-------- TASK DATA

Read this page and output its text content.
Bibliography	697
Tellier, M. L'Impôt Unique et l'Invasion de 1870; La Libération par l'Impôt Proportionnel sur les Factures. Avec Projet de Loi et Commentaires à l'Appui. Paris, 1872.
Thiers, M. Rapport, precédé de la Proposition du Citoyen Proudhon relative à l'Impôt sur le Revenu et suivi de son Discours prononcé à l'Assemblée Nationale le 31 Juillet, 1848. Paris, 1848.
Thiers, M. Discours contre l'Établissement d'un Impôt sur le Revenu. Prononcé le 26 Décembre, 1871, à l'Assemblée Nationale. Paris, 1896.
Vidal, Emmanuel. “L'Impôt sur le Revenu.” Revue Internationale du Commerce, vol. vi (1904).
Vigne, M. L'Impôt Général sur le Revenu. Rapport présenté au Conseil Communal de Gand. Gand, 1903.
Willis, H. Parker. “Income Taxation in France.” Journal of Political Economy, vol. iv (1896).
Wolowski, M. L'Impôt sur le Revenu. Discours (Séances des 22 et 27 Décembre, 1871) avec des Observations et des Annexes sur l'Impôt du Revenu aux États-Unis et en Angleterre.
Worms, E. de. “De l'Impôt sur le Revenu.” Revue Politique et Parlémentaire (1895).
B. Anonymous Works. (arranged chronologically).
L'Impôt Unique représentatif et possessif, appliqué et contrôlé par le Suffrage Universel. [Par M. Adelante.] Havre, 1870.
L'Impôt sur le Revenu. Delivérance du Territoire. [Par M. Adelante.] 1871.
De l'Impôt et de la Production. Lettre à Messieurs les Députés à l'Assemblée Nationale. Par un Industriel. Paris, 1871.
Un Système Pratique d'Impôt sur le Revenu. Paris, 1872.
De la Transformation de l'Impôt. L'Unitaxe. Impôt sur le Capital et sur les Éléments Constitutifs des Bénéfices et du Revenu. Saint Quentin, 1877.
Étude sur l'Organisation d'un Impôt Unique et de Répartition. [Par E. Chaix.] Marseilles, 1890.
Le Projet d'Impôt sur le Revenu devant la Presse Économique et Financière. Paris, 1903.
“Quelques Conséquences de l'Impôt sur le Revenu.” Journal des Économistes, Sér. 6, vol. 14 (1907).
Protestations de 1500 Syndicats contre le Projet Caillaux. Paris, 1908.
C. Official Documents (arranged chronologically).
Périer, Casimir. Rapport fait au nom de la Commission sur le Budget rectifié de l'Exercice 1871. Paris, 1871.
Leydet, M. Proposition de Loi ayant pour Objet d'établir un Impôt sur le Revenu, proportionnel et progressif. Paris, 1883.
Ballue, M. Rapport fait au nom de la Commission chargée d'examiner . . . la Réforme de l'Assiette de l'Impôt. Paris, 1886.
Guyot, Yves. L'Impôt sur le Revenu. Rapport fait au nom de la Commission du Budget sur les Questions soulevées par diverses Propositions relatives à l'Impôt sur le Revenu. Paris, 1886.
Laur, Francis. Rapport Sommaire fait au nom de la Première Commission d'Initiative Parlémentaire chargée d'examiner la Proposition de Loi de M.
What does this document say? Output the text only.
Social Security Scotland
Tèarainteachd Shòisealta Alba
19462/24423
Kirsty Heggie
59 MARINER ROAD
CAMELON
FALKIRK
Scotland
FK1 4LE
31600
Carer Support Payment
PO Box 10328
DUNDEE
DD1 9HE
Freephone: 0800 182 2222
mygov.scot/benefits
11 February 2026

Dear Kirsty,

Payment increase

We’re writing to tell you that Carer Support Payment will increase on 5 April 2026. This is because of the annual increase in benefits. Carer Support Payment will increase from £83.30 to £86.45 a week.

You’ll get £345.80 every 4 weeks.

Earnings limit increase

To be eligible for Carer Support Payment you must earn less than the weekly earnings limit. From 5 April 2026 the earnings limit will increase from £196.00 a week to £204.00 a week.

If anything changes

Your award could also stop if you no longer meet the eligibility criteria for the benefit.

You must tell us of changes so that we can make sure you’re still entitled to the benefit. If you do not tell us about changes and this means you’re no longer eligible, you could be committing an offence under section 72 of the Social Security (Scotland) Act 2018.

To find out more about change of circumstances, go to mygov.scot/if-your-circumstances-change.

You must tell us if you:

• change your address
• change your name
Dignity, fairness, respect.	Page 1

----------------

### PROBLEM TO SOLVE
Gather every line from the listing above in which "Parlémentaire" appears, and copy those lines.

### RESULT OF THE TASK
Worms, E. de. “De l'Impôt sur le Revenu.” Revue Politique et Parlémentaire (1895).
Laur, Francis. Rapport Sommaire fait au nom de la Première Commission d'Initiative Parlémentaire chargée d'examiner la Proposition de Loi de M.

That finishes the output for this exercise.